TASK DETAILS
Without including any pictures, write out all the entries exactly.

[BEGIN MATERIAL FOR THIS TASK]

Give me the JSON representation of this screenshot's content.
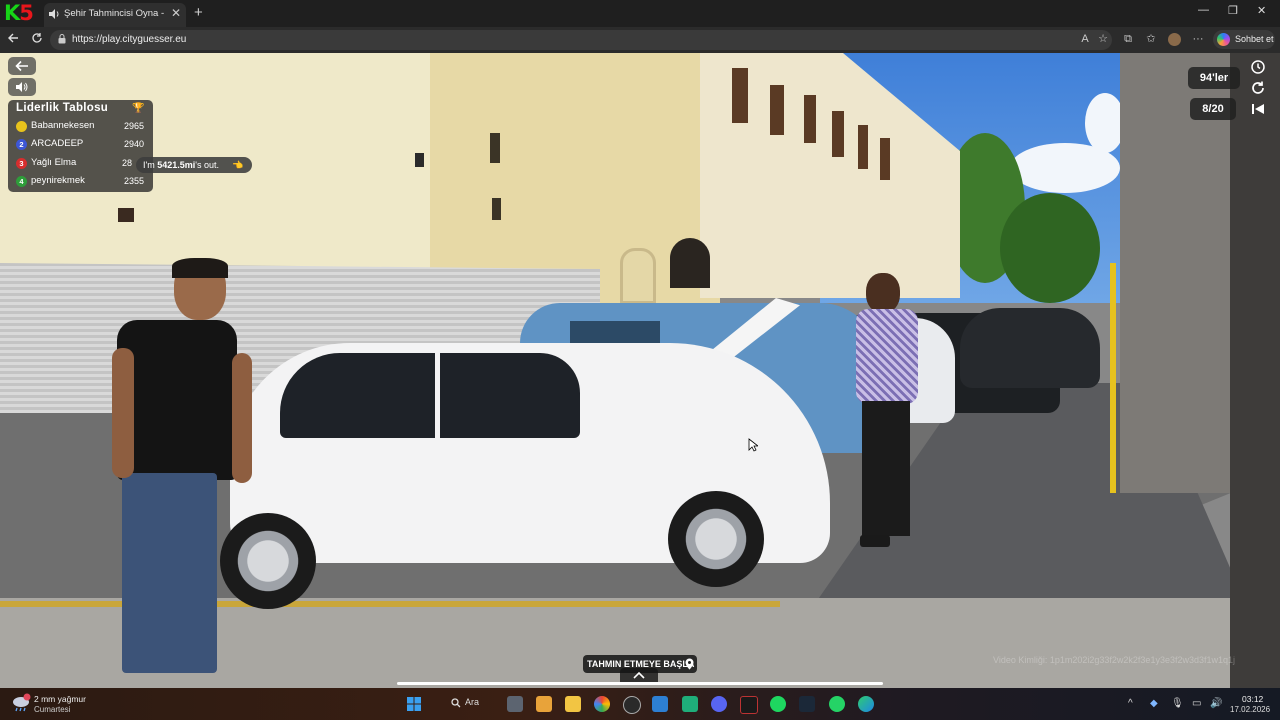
{
  "browser": {
    "logo_text_k": "K",
    "logo_text_n": "5",
    "tab_title": "Şehir Tahmincisi Oyna - Dünya",
    "tab_close": "✕",
    "new_tab": "+",
    "url": "https://play.cityguesser.eu",
    "copilot_label": "Sohbet et",
    "window_controls": [
      "—",
      "❐",
      "✕"
    ]
  },
  "game": {
    "leaderboard": {
      "title": "Liderlik Tablosu",
      "rows": [
        {
          "rank": "1",
          "name": "Babannekesen",
          "score": "2965",
          "color": "#e8c31c"
        },
        {
          "rank": "2",
          "name": "ARCADEEP",
          "score": "2940",
          "color": "#3d57d6"
        },
        {
          "rank": "3",
          "name": "Yağlı Elma",
          "score": "28",
          "color": "#d62e2e"
        },
        {
          "rank": "4",
          "name": "peynirekmek",
          "score": "2355",
          "color": "#2e9d3a"
        }
      ]
    },
    "chat_bubble": {
      "text_prefix": "I'm ",
      "distance": "5421.5mi",
      "text_suffix": "'s out."
    },
    "decade_label": "94'ler",
    "round_label": "8/20",
    "guess_button": "TAHMIN ETMEYE BAŞLA",
    "video_id": "Video Kimliği: 1p1m202i2g33f2w2k2f3e1y3e3f2w3d3f1w1q1j",
    "colors": {
      "accent_gold": "#f0b928",
      "overlay_bg": "#282828"
    }
  },
  "taskbar": {
    "weather_line1": "2 mm yağmur",
    "weather_line2": "Cumartesi",
    "search_label": "Ara",
    "time": "03:12",
    "date": "17.02.2026"
  }
}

[END MATERIAL FOR THIS TASK]

EXERCISE OUTPUT
Give me the JSON representation of this screenshot's content.
{
  "browser": {
    "logo_text_k": "K",
    "logo_text_n": "5",
    "tab_title": "Şehir Tahmincisi Oyna - Dünya",
    "tab_close": "✕",
    "new_tab": "+",
    "url": "https://play.cityguesser.eu",
    "copilot_label": "Sohbet et",
    "window_controls": [
      "—",
      "❐",
      "✕"
    ]
  },
  "game": {
    "leaderboard": {
      "title": "Liderlik Tablosu",
      "rows": [
        {
          "rank": "1",
          "name": "Babannekesen",
          "score": "2965",
          "color": "#e8c31c"
        },
        {
          "rank": "2",
          "name": "ARCADEEP",
          "score": "2940",
          "color": "#3d57d6"
        },
        {
          "rank": "3",
          "name": "Yağlı Elma",
          "score": "28",
          "color": "#d62e2e"
        },
        {
          "rank": "4",
          "name": "peynirekmek",
          "score": "2355",
          "color": "#2e9d3a"
        }
      ]
    },
    "chat_bubble": {
      "text_prefix": "I'm ",
      "distance": "5421.5mi",
      "text_suffix": "'s out."
    },
    "decade_label": "94'ler",
    "round_label": "8/20",
    "guess_button": "TAHMIN ETMEYE BAŞLA",
    "video_id": "Video Kimliği: 1p1m202i2g33f2w2k2f3e1y3e3f2w3d3f1w1q1j",
    "colors": {
      "accent_gold": "#f0b928",
      "overlay_bg": "#282828"
    }
  },
  "taskbar": {
    "weather_line1": "2 mm yağmur",
    "weather_line2": "Cumartesi",
    "search_label": "Ara",
    "time": "03:12",
    "date": "17.02.2026"
  }
}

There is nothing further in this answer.